# [Description of the task]
Your task is to output all the records below, word for word.

========================================

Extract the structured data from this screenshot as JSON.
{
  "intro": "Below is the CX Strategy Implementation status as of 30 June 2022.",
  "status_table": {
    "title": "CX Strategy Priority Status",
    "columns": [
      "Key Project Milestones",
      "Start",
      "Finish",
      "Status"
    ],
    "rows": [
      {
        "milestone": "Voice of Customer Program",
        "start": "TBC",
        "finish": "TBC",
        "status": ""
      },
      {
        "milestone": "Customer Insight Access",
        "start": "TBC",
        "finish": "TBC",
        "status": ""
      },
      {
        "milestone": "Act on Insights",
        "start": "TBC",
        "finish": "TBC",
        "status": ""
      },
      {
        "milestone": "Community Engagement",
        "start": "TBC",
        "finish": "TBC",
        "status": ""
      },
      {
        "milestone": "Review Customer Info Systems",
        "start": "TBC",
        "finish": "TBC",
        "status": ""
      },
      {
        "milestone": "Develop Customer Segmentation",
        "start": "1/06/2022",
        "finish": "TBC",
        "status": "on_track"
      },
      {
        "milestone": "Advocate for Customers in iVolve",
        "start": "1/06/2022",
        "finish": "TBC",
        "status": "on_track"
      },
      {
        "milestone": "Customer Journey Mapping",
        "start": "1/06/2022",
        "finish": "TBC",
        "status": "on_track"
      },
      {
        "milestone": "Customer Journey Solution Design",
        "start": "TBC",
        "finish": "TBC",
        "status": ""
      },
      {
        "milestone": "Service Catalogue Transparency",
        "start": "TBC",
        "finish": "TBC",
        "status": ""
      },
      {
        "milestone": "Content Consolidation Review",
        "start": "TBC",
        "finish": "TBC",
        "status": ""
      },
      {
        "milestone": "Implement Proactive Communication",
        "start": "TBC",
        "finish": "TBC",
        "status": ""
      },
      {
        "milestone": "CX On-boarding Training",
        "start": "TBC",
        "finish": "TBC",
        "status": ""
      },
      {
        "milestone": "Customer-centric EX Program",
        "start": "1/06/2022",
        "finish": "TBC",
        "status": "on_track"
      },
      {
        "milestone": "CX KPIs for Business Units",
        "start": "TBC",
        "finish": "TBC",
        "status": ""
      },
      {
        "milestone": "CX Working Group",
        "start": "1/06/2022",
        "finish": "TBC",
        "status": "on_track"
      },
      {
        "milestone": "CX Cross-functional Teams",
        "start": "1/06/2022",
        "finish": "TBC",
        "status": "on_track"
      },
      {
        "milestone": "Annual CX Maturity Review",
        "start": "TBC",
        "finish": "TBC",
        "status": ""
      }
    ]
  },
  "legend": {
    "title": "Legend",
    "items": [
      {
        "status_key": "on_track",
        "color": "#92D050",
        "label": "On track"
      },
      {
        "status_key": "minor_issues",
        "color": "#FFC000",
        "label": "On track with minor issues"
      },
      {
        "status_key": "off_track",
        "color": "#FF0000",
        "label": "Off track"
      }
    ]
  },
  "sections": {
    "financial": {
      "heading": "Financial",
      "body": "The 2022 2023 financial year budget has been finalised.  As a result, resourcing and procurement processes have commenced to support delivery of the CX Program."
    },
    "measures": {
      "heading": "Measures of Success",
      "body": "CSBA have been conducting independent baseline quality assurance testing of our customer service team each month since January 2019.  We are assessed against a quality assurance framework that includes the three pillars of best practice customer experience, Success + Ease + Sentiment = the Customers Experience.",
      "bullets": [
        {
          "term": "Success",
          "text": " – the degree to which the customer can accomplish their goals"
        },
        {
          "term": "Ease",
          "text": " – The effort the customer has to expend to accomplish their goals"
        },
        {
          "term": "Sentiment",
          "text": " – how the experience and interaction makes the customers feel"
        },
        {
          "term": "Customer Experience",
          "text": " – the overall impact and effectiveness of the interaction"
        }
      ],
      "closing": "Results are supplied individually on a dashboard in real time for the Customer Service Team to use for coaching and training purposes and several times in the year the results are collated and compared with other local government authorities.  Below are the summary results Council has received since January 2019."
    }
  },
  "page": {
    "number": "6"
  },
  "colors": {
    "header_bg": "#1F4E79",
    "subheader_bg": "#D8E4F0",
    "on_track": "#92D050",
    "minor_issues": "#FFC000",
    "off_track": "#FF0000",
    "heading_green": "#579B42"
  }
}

========================================

# [Reply to the exercise]
Extract the structured data from this screenshot as JSON.
{
  "intro": "Below is the CX Strategy Implementation status as of 30 June 2022.",
  "status_table": {
    "title": "CX Strategy Priority Status",
    "columns": [
      "Key Project Milestones",
      "Start",
      "Finish",
      "Status"
    ],
    "rows": [
      {
        "milestone": "Voice of Customer Program",
        "start": "TBC",
        "finish": "TBC",
        "status": ""
      },
      {
        "milestone": "Customer Insight Access",
        "start": "TBC",
        "finish": "TBC",
        "status": ""
      },
      {
        "milestone": "Act on Insights",
        "start": "TBC",
        "finish": "TBC",
        "status": ""
      },
      {
        "milestone": "Community Engagement",
        "start": "TBC",
        "finish": "TBC",
        "status": ""
      },
      {
        "milestone": "Review Customer Info Systems",
        "start": "TBC",
        "finish": "TBC",
        "status": ""
      },
      {
        "milestone": "Develop Customer Segmentation",
        "start": "1/06/2022",
        "finish": "TBC",
        "status": "on_track"
      },
      {
        "milestone": "Advocate for Customers in iVolve",
        "start": "1/06/2022",
        "finish": "TBC",
        "status": "on_track"
      },
      {
        "milestone": "Customer Journey Mapping",
        "start": "1/06/2022",
        "finish": "TBC",
        "status": "on_track"
      },
      {
        "milestone": "Customer Journey Solution Design",
        "start": "TBC",
        "finish": "TBC",
        "status": ""
      },
      {
        "milestone": "Service Catalogue Transparency",
        "start": "TBC",
        "finish": "TBC",
        "status": ""
      },
      {
        "milestone": "Content Consolidation Review",
        "start": "TBC",
        "finish": "TBC",
        "status": ""
      },
      {
        "milestone": "Implement Proactive Communication",
        "start": "TBC",
        "finish": "TBC",
        "status": ""
      },
      {
        "milestone": "CX On-boarding Training",
        "start": "TBC",
        "finish": "TBC",
        "status": ""
      },
      {
        "milestone": "Customer-centric EX Program",
        "start": "1/06/2022",
        "finish": "TBC",
        "status": "on_track"
      },
      {
        "milestone": "CX KPIs for Business Units",
        "start": "TBC",
        "finish": "TBC",
        "status": ""
      },
      {
        "milestone": "CX Working Group",
        "start": "1/06/2022",
        "finish": "TBC",
        "status": "on_track"
      },
      {
        "milestone": "CX Cross-functional Teams",
        "start": "1/06/2022",
        "finish": "TBC",
        "status": "on_track"
      },
      {
        "milestone": "Annual CX Maturity Review",
        "start": "TBC",
        "finish": "TBC",
        "status": ""
      }
    ]
  },
  "legend": {
    "title": "Legend",
    "items": [
      {
        "status_key": "on_track",
        "color": "#92D050",
        "label": "On track"
      },
      {
        "status_key": "minor_issues",
        "color": "#FFC000",
        "label": "On track with minor issues"
      },
      {
        "status_key": "off_track",
        "color": "#FF0000",
        "label": "Off track"
      }
    ]
  },
  "sections": {
    "financial": {
      "heading": "Financial",
      "body": "The 2022 2023 financial year budget has been finalised.  As a result, resourcing and procurement processes have commenced to support delivery of the CX Program."
    },
    "measures": {
      "heading": "Measures of Success",
      "body": "CSBA have been conducting independent baseline quality assurance testing of our customer service team each month since January 2019.  We are assessed against a quality assurance framework that includes the three pillars of best practice customer experience, Success + Ease + Sentiment = the Customers Experience.",
      "bullets": [
        {
          "term": "Success",
          "text": " – the degree to which the customer can accomplish their goals"
        },
        {
          "term": "Ease",
          "text": " – The effort the customer has to expend to accomplish their goals"
        },
        {
          "term": "Sentiment",
          "text": " – how the experience and interaction makes the customers feel"
        },
        {
          "term": "Customer Experience",
          "text": " – the overall impact and effectiveness of the interaction"
        }
      ],
      "closing": "Results are supplied individually on a dashboard in real time for the Customer Service Team to use for coaching and training purposes and several times in the year the results are collated and compared with other local government authorities.  Below are the summary results Council has received since January 2019."
    }
  },
  "page": {
    "number": "6"
  },
  "colors": {
    "header_bg": "#1F4E79",
    "subheader_bg": "#D8E4F0",
    "on_track": "#92D050",
    "minor_issues": "#FFC000",
    "off_track": "#FF0000",
    "heading_green": "#579B42"
  }
}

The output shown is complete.